**Data supplied**
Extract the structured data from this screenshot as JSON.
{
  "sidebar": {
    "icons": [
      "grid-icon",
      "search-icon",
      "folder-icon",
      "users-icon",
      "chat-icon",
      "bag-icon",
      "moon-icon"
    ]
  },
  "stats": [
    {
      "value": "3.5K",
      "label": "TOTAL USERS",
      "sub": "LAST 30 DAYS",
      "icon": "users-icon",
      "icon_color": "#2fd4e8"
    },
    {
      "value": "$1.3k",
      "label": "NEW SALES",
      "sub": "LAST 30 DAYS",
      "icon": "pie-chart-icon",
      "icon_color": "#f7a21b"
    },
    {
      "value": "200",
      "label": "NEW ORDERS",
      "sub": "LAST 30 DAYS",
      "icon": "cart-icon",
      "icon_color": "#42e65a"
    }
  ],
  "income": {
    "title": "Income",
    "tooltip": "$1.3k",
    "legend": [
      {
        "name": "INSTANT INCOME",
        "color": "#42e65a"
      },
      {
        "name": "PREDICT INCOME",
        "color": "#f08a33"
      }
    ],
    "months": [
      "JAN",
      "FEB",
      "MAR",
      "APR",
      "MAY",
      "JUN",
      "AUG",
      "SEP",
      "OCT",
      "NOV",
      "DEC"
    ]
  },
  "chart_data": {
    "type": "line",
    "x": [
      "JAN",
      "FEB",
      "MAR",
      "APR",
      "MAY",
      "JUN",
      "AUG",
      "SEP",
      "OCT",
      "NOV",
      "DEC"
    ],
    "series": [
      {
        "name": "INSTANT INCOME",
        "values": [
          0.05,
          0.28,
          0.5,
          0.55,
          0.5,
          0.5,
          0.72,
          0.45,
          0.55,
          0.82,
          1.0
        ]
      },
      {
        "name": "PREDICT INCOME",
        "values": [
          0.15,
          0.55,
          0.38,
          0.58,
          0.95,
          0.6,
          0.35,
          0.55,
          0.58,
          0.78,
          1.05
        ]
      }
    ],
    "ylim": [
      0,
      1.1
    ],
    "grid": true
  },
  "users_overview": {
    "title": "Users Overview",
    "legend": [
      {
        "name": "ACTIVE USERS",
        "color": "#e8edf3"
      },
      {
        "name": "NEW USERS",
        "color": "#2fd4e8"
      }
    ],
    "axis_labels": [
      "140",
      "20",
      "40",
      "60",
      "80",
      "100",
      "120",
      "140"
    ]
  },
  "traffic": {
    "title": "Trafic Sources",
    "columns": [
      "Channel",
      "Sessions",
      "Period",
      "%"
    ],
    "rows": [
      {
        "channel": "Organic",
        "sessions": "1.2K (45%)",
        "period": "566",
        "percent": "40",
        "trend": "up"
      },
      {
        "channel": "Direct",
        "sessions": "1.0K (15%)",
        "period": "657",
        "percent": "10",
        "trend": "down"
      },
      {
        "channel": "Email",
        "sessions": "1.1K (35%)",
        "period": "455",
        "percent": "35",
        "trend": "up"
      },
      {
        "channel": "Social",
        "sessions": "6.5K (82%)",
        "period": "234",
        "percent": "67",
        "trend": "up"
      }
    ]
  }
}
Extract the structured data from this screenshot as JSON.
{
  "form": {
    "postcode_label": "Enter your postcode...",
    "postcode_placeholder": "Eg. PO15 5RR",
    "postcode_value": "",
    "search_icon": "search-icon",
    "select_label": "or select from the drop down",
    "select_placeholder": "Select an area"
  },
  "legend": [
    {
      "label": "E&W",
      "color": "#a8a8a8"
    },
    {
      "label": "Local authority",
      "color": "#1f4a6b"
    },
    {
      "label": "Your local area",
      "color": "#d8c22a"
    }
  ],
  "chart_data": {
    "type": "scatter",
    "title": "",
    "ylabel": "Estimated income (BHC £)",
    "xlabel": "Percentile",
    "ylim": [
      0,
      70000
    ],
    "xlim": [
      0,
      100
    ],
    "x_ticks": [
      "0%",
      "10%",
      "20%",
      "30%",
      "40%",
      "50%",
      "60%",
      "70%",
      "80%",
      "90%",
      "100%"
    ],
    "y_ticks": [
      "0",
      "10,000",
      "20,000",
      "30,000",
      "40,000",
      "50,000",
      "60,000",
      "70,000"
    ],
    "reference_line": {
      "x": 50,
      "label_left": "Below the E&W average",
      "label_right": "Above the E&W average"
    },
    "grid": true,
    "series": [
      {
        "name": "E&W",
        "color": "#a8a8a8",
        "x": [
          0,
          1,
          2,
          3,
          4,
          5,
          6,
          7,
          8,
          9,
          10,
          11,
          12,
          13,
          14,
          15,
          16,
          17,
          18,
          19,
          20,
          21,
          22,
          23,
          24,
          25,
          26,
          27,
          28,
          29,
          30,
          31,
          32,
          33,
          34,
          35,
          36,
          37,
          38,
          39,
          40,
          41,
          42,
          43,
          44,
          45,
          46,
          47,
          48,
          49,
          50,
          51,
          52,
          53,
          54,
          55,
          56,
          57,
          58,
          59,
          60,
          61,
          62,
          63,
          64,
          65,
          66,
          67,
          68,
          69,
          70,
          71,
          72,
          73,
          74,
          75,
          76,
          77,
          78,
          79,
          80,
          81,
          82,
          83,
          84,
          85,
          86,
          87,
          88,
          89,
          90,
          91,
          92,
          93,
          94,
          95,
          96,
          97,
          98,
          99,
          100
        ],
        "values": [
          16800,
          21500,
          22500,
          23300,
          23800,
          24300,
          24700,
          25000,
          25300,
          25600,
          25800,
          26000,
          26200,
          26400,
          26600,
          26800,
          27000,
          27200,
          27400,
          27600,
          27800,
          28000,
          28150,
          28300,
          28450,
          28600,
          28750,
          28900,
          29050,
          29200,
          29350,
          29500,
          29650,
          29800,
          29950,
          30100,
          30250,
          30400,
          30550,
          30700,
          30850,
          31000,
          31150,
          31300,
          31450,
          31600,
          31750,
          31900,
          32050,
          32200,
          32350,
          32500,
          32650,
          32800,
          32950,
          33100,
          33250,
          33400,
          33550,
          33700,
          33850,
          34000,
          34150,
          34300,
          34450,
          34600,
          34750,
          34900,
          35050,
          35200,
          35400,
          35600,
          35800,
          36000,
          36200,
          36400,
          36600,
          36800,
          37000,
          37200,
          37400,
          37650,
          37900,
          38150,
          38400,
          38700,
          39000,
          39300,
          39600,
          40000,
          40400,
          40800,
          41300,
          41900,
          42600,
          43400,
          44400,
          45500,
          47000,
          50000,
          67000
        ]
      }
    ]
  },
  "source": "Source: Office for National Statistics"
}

**Problem description**
Write out every entry again, keeping each line exactly the same.

**The solution**
Extract the structured data from this screenshot as JSON.
{
  "sidebar": {
    "icons": [
      "grid-icon",
      "search-icon",
      "folder-icon",
      "users-icon",
      "chat-icon",
      "bag-icon",
      "moon-icon"
    ]
  },
  "stats": [
    {
      "value": "3.5K",
      "label": "TOTAL USERS",
      "sub": "LAST 30 DAYS",
      "icon": "users-icon",
      "icon_color": "#2fd4e8"
    },
    {
      "value": "$1.3k",
      "label": "NEW SALES",
      "sub": "LAST 30 DAYS",
      "icon": "pie-chart-icon",
      "icon_color": "#f7a21b"
    },
    {
      "value": "200",
      "label": "NEW ORDERS",
      "sub": "LAST 30 DAYS",
      "icon": "cart-icon",
      "icon_color": "#42e65a"
    }
  ],
  "income": {
    "title": "Income",
    "tooltip": "$1.3k",
    "legend": [
      {
        "name": "INSTANT INCOME",
        "color": "#42e65a"
      },
      {
        "name": "PREDICT INCOME",
        "color": "#f08a33"
      }
    ],
    "months": [
      "JAN",
      "FEB",
      "MAR",
      "APR",
      "MAY",
      "JUN",
      "AUG",
      "SEP",
      "OCT",
      "NOV",
      "DEC"
    ]
  },
  "chart_data": {
    "type": "line",
    "x": [
      "JAN",
      "FEB",
      "MAR",
      "APR",
      "MAY",
      "JUN",
      "AUG",
      "SEP",
      "OCT",
      "NOV",
      "DEC"
    ],
    "series": [
      {
        "name": "INSTANT INCOME",
        "values": [
          0.05,
          0.28,
          0.5,
          0.55,
          0.5,
          0.5,
          0.72,
          0.45,
          0.55,
          0.82,
          1.0
        ]
      },
      {
        "name": "PREDICT INCOME",
        "values": [
          0.15,
          0.55,
          0.38,
          0.58,
          0.95,
          0.6,
          0.35,
          0.55,
          0.58,
          0.78,
          1.05
        ]
      }
    ],
    "ylim": [
      0,
      1.1
    ],
    "grid": true
  },
  "users_overview": {
    "title": "Users Overview",
    "legend": [
      {
        "name": "ACTIVE USERS",
        "color": "#e8edf3"
      },
      {
        "name": "NEW USERS",
        "color": "#2fd4e8"
      }
    ],
    "axis_labels": [
      "140",
      "20",
      "40",
      "60",
      "80",
      "100",
      "120",
      "140"
    ]
  },
  "traffic": {
    "title": "Trafic Sources",
    "columns": [
      "Channel",
      "Sessions",
      "Period",
      "%"
    ],
    "rows": [
      {
        "channel": "Organic",
        "sessions": "1.2K (45%)",
        "period": "566",
        "percent": "40",
        "trend": "up"
      },
      {
        "channel": "Direct",
        "sessions": "1.0K (15%)",
        "period": "657",
        "percent": "10",
        "trend": "down"
      },
      {
        "channel": "Email",
        "sessions": "1.1K (35%)",
        "period": "455",
        "percent": "35",
        "trend": "up"
      },
      {
        "channel": "Social",
        "sessions": "6.5K (82%)",
        "period": "234",
        "percent": "67",
        "trend": "up"
      }
    ]
  }
}
Extract the structured data from this screenshot as JSON.
{
  "form": {
    "postcode_label": "Enter your postcode...",
    "postcode_placeholder": "Eg. PO15 5RR",
    "postcode_value": "",
    "search_icon": "search-icon",
    "select_label": "or select from the drop down",
    "select_placeholder": "Select an area"
  },
  "legend": [
    {
      "label": "E&W",
      "color": "#a8a8a8"
    },
    {
      "label": "Local authority",
      "color": "#1f4a6b"
    },
    {
      "label": "Your local area",
      "color": "#d8c22a"
    }
  ],
  "chart_data": {
    "type": "scatter",
    "title": "",
    "ylabel": "Estimated income (BHC £)",
    "xlabel": "Percentile",
    "ylim": [
      0,
      70000
    ],
    "xlim": [
      0,
      100
    ],
    "x_ticks": [
      "0%",
      "10%",
      "20%",
      "30%",
      "40%",
      "50%",
      "60%",
      "70%",
      "80%",
      "90%",
      "100%"
    ],
    "y_ticks": [
      "0",
      "10,000",
      "20,000",
      "30,000",
      "40,000",
      "50,000",
      "60,000",
      "70,000"
    ],
    "reference_line": {
      "x": 50,
      "label_left": "Below the E&W average",
      "label_right": "Above the E&W average"
    },
    "grid": true,
    "series": [
      {
        "name": "E&W",
        "color": "#a8a8a8",
        "x": [
          0,
          1,
          2,
          3,
          4,
          5,
          6,
          7,
          8,
          9,
          10,
          11,
          12,
          13,
          14,
          15,
          16,
          17,
          18,
          19,
          20,
          21,
          22,
          23,
          24,
          25,
          26,
          27,
          28,
          29,
          30,
          31,
          32,
          33,
          34,
          35,
          36,
          37,
          38,
          39,
          40,
          41,
          42,
          43,
          44,
          45,
          46,
          47,
          48,
          49,
          50,
          51,
          52,
          53,
          54,
          55,
          56,
          57,
          58,
          59,
          60,
          61,
          62,
          63,
          64,
          65,
          66,
          67,
          68,
          69,
          70,
          71,
          72,
          73,
          74,
          75,
          76,
          77,
          78,
          79,
          80,
          81,
          82,
          83,
          84,
          85,
          86,
          87,
          88,
          89,
          90,
          91,
          92,
          93,
          94,
          95,
          96,
          97,
          98,
          99,
          100
        ],
        "values": [
          16800,
          21500,
          22500,
          23300,
          23800,
          24300,
          24700,
          25000,
          25300,
          25600,
          25800,
          26000,
          26200,
          26400,
          26600,
          26800,
          27000,
          27200,
          27400,
          27600,
          27800,
          28000,
          28150,
          28300,
          28450,
          28600,
          28750,
          28900,
          29050,
          29200,
          29350,
          29500,
          29650,
          29800,
          29950,
          30100,
          30250,
          30400,
          30550,
          30700,
          30850,
          31000,
          31150,
          31300,
          31450,
          31600,
          31750,
          31900,
          32050,
          32200,
          32350,
          32500,
          32650,
          32800,
          32950,
          33100,
          33250,
          33400,
          33550,
          33700,
          33850,
          34000,
          34150,
          34300,
          34450,
          34600,
          34750,
          34900,
          35050,
          35200,
          35400,
          35600,
          35800,
          36000,
          36200,
          36400,
          36600,
          36800,
          37000,
          37200,
          37400,
          37650,
          37900,
          38150,
          38400,
          38700,
          39000,
          39300,
          39600,
          40000,
          40400,
          40800,
          41300,
          41900,
          42600,
          43400,
          44400,
          45500,
          47000,
          50000,
          67000
        ]
      }
    ]
  },
  "source": "Source: Office for National Statistics"
}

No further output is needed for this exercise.